▶ _GIVEN INSTRUCTION_
Reply with one number only, the count of lines holding the string "compliance".

▶ _RECORDS PROVIDED_
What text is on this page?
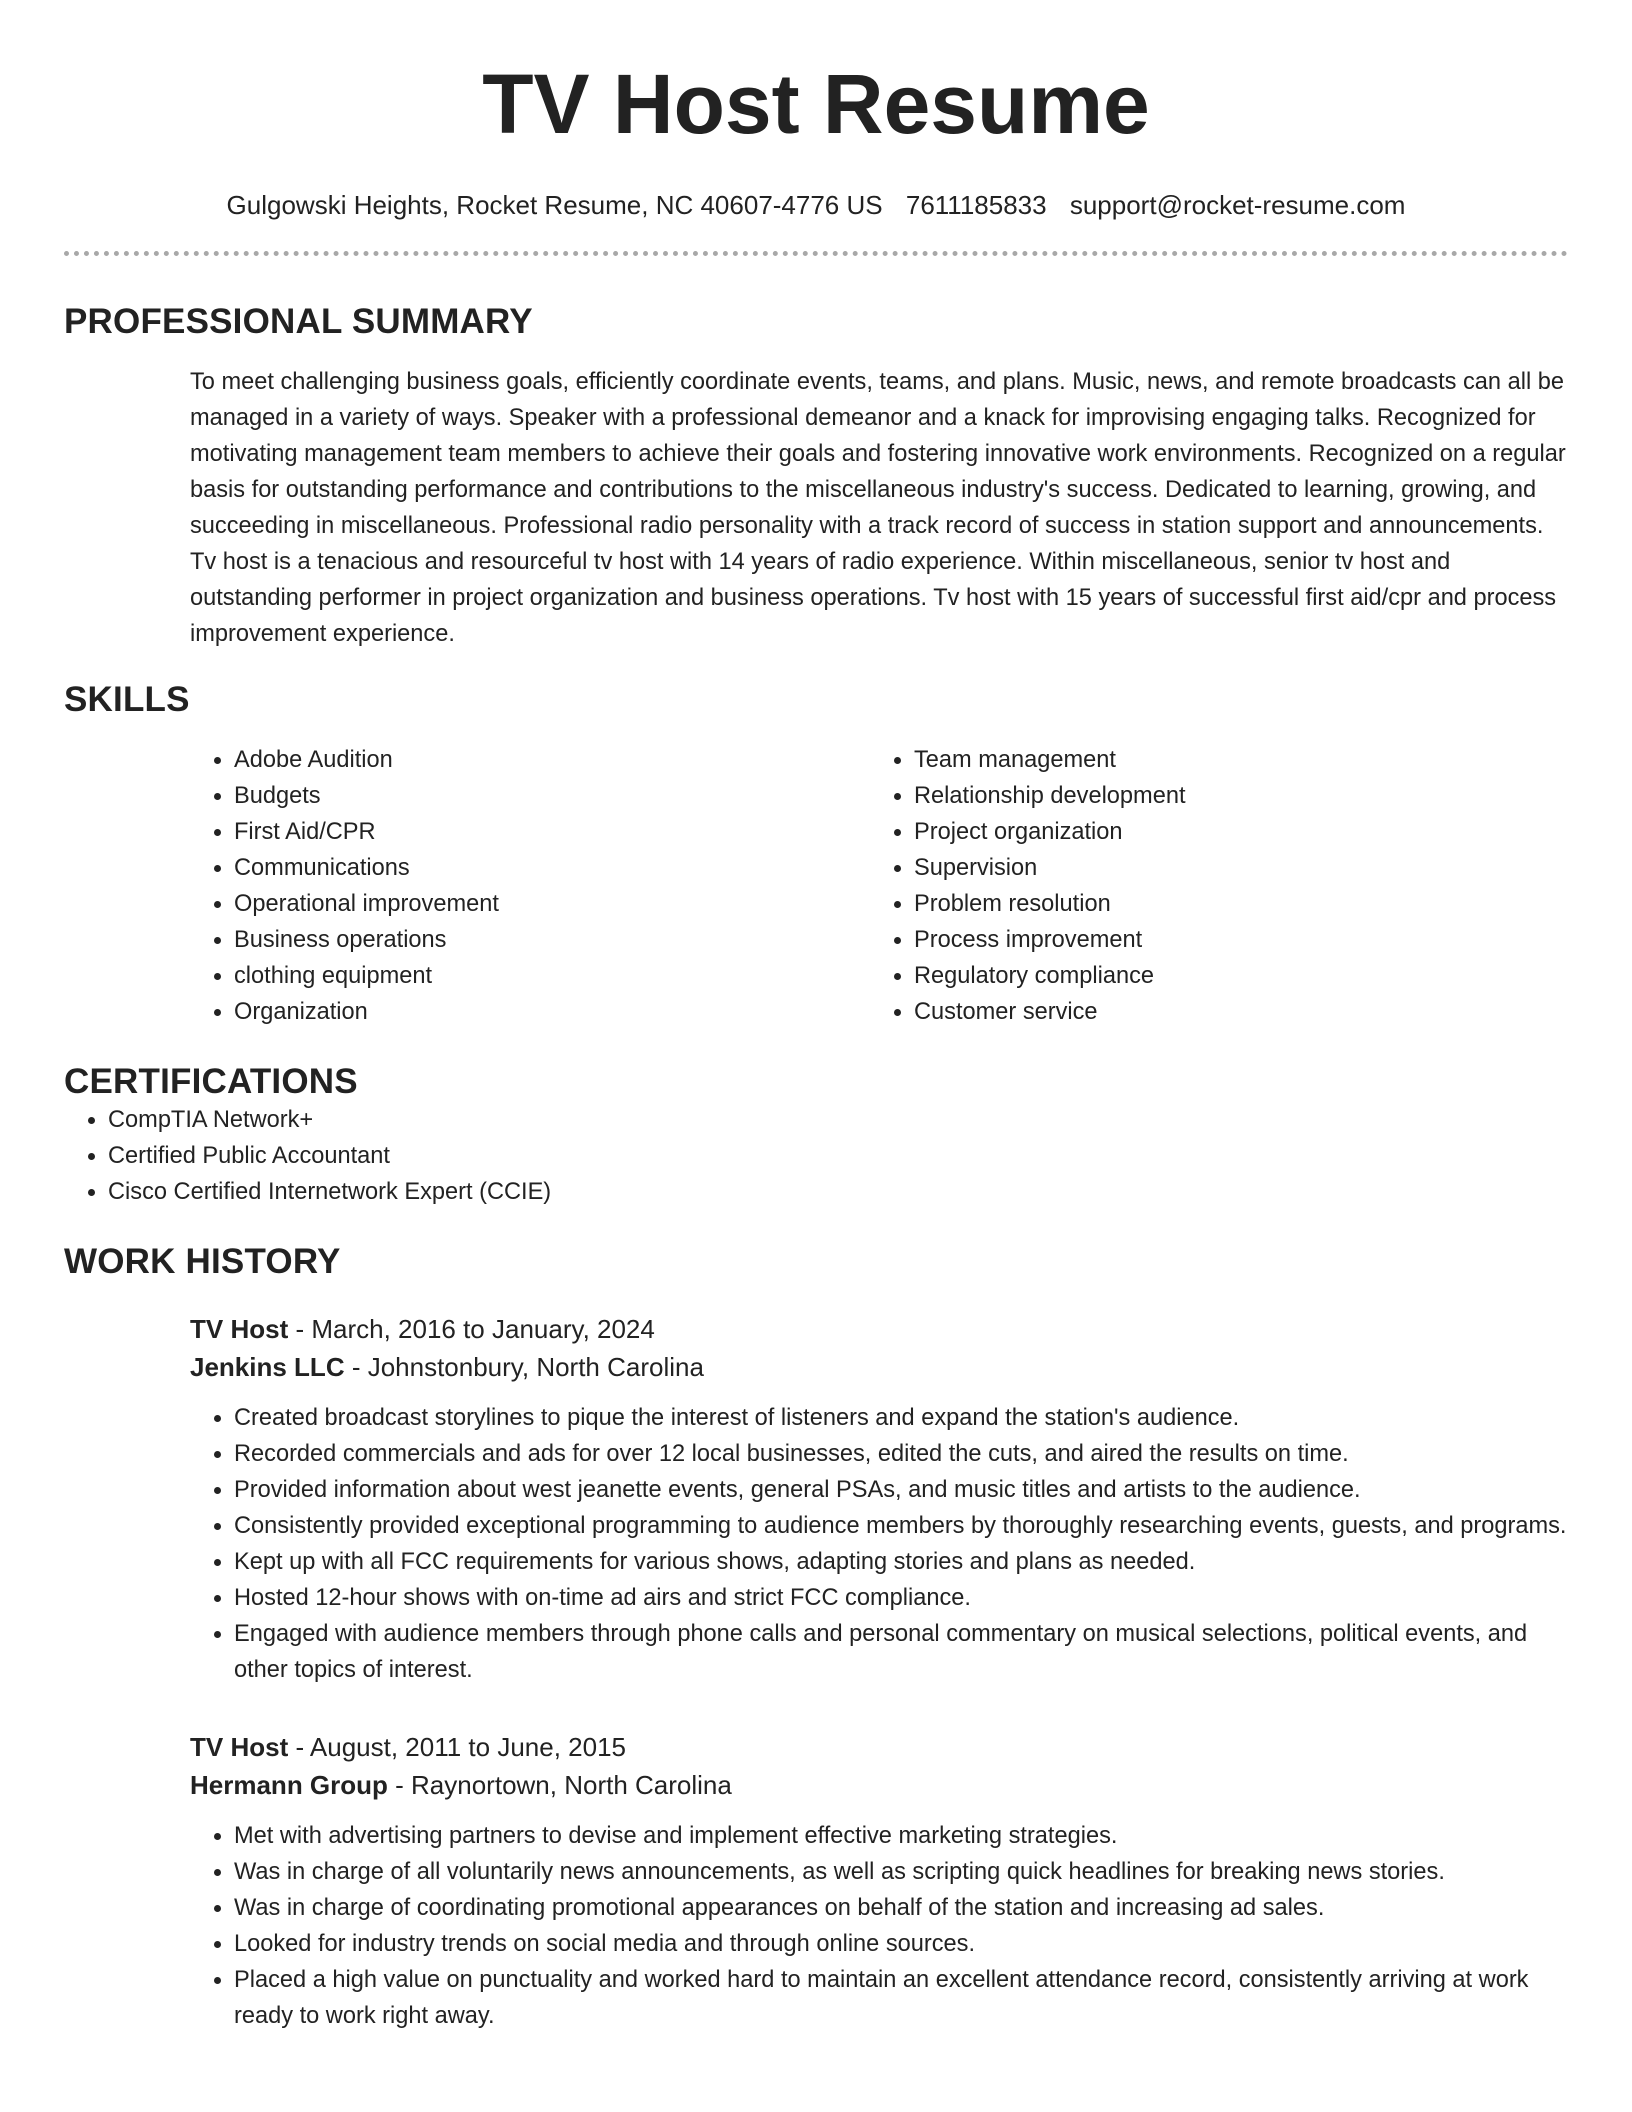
TV Host Resume
Gulgowski Heights, Rocket Resume, NC 40607-4776 US 7611185833 support@rocket-resume.com
PROFESSIONAL SUMMARY
To meet challenging business goals, efficiently coordinate events, teams, and plans. Music, news, and remote broadcasts can all be managed in a variety of ways. Speaker with a professional demeanor and a knack for improvising engaging talks. Recognized for motivating management team members to achieve their goals and fostering innovative work environments. Recognized on a regular basis for outstanding performance and contributions to the miscellaneous industry's success. Dedicated to learning, growing, and succeeding in miscellaneous. Professional radio personality with a track record of success in station support and announcements. Tv host is a tenacious and resourceful tv host with 14 years of radio experience. Within miscellaneous, senior tv host and outstanding performer in project organization and business operations. Tv host with 15 years of successful first aid/cpr and process improvement experience.
SKILLS
• Adobe Audition
• Budgets
• First Aid/CPR
• Communications
• Operational improvement
• Business operations
• clothing equipment
• Organization
• Team management
• Relationship development
• Project organization
• Supervision
• Problem resolution
• Process improvement
• Regulatory compliance
• Customer service
CERTIFICATIONS
• CompTIA Network+
• Certified Public Accountant
• Cisco Certified Internetwork Expert (CCIE)
WORK HISTORY
TV Host - March, 2016 to January, 2024
Jenkins LLC - Johnstonbury, North Carolina
• Created broadcast storylines to pique the interest of listeners and expand the station's audience.
• Recorded commercials and ads for over 12 local businesses, edited the cuts, and aired the results on time.
• Provided information about west jeanette events, general PSAs, and music titles and artists to the audience.
• Consistently provided exceptional programming to audience members by thoroughly researching events, guests, and programs.
• Kept up with all FCC requirements for various shows, adapting stories and plans as needed.
• Hosted 12-hour shows with on-time ad airs and strict FCC compliance.
• Engaged with audience members through phone calls and personal commentary on musical selections, political events, and other topics of interest.
TV Host - August, 2011 to June, 2015
Hermann Group - Raynortown, North Carolina
• Met with advertising partners to devise and implement effective marketing strategies.
• Was in charge of all voluntarily news announcements, as well as scripting quick headlines for breaking news stories.
• Was in charge of coordinating promotional appearances on behalf of the station and increasing ad sales.
• Looked for industry trends on social media and through online sources.
• Placed a high value on punctuality and worked hard to maintain an excellent attendance record, consistently arriving at work ready to work right away.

▶ _WRITTEN ANSWER_
2